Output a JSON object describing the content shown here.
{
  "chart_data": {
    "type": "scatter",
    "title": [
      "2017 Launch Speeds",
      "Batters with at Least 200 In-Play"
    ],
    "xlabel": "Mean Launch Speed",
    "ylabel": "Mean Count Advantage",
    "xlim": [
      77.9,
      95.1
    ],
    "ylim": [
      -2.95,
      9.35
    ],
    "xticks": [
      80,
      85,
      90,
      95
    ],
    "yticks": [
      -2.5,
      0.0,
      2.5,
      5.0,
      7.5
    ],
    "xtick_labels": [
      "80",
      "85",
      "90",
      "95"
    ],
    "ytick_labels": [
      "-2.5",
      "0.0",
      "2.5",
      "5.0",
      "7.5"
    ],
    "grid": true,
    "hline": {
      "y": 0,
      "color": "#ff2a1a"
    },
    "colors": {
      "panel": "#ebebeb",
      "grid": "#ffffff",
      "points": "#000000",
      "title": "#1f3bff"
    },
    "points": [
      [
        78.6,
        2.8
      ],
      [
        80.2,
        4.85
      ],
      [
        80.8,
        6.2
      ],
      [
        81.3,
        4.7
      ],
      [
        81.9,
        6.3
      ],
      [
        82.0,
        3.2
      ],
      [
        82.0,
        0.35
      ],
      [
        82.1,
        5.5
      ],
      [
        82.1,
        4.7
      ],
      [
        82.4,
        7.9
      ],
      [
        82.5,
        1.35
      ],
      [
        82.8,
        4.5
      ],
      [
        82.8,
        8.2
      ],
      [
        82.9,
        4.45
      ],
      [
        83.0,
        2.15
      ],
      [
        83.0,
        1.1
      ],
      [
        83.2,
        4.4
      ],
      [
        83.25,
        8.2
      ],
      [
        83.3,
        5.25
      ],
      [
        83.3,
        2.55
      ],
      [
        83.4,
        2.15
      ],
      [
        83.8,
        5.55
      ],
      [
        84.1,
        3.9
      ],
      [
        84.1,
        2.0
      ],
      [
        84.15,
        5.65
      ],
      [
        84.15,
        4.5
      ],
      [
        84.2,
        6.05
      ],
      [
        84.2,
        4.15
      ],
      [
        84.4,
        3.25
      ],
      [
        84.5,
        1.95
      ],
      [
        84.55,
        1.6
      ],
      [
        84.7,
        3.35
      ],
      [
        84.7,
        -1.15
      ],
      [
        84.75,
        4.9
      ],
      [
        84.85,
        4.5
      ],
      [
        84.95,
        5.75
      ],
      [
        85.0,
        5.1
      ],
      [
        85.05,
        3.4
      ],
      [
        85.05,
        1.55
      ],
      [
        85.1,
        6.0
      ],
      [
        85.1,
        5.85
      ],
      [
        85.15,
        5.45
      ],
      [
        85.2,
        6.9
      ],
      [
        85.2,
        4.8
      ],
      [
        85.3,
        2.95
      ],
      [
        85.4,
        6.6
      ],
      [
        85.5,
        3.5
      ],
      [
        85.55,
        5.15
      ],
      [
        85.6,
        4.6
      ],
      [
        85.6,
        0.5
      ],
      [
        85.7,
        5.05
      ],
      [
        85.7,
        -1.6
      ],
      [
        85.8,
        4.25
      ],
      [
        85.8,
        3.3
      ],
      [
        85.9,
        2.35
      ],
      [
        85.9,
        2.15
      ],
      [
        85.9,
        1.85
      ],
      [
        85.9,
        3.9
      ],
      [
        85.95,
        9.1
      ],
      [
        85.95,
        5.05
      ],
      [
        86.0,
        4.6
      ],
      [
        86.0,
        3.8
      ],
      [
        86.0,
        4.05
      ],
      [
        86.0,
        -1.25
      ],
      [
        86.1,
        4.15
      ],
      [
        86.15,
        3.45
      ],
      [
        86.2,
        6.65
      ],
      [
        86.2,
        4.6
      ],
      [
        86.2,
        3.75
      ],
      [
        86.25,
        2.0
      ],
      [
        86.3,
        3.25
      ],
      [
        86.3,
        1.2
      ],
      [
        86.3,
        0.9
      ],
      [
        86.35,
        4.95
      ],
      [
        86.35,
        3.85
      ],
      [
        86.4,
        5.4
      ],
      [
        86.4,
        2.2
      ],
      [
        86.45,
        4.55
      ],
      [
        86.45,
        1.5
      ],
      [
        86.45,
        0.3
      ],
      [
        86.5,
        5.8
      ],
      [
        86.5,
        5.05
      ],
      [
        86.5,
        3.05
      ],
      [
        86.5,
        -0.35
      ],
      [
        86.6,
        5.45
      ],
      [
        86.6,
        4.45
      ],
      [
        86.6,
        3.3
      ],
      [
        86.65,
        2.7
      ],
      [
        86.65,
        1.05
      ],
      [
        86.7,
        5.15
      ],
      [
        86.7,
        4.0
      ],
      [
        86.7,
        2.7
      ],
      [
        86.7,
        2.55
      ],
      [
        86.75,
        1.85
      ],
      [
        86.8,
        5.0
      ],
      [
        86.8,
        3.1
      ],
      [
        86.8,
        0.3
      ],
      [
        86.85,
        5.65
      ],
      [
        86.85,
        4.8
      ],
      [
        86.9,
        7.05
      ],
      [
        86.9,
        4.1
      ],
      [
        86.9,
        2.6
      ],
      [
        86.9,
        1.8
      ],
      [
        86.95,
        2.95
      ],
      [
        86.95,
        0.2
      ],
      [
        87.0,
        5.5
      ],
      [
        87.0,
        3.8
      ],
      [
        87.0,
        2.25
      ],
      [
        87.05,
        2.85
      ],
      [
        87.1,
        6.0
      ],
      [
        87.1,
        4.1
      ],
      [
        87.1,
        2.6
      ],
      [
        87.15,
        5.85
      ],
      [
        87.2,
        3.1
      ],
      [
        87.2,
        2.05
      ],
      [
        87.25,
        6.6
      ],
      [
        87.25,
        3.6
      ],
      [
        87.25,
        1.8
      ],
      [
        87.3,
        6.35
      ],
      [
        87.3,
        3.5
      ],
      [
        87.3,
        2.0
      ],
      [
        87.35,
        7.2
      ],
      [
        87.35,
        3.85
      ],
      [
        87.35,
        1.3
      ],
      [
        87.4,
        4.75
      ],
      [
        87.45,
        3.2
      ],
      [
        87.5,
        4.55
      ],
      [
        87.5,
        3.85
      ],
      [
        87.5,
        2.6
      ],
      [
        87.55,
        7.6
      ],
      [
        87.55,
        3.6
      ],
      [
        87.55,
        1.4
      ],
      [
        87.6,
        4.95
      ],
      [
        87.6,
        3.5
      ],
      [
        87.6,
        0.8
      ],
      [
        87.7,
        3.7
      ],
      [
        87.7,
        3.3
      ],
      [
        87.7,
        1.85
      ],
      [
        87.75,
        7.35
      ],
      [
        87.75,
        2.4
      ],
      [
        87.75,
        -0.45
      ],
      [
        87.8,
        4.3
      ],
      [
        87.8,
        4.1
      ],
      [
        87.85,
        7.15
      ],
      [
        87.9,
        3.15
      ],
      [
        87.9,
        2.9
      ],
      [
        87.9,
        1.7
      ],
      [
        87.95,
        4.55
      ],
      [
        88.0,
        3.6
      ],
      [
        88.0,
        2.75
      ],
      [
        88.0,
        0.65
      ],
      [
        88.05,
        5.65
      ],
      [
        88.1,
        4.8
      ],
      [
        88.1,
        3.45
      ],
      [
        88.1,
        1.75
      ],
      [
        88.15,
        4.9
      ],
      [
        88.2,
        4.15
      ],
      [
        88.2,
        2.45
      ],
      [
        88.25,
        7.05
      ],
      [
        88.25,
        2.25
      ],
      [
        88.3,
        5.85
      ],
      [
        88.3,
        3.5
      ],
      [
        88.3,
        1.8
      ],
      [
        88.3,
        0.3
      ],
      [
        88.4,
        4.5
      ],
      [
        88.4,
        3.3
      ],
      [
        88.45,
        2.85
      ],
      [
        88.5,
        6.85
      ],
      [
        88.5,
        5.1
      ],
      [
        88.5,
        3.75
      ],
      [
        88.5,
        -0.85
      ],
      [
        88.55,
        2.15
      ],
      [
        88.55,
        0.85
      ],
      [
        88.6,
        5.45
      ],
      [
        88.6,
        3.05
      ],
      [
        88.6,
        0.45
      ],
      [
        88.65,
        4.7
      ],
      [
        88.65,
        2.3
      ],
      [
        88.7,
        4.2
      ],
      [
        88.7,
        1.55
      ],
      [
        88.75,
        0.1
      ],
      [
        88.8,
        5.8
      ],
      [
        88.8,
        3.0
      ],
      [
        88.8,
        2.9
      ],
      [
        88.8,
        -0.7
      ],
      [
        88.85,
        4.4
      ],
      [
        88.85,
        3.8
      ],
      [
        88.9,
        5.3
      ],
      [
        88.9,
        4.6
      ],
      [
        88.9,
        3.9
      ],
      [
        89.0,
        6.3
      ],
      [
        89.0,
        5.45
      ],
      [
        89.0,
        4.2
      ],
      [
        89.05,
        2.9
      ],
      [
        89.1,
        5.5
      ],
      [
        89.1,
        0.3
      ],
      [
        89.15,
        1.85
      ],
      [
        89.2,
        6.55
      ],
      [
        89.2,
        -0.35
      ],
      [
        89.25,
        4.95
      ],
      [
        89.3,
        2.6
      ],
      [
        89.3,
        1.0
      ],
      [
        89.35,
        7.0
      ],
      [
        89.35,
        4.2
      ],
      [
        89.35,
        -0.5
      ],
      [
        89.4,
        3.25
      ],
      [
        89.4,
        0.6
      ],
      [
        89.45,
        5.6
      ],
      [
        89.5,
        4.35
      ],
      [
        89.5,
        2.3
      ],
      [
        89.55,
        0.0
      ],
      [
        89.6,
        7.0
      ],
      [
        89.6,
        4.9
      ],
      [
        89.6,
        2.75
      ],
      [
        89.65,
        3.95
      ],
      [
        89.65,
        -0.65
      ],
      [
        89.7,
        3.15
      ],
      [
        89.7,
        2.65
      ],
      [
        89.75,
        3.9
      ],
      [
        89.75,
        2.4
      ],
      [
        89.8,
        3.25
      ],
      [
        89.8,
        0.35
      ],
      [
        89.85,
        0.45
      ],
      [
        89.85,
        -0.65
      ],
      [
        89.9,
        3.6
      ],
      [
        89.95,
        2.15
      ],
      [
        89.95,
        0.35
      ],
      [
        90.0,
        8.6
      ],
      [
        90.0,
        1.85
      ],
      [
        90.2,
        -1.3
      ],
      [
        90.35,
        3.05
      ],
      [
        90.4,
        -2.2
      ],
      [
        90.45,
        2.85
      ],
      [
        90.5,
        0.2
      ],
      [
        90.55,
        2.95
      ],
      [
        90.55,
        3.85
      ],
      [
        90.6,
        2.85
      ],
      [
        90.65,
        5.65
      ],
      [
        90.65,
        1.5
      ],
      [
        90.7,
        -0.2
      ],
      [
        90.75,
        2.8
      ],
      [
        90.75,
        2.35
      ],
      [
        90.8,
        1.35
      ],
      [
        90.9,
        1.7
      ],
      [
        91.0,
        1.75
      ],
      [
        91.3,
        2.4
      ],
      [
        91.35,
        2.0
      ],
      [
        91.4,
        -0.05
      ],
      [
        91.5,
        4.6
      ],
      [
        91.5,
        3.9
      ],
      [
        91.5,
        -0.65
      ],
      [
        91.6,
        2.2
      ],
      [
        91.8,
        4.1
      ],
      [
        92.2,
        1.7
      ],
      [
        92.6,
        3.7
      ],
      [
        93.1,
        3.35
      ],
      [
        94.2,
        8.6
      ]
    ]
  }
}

**Written request:**
Determine how many lines contain the word "Mean" and reply with that number alone.

**Written answer:**
2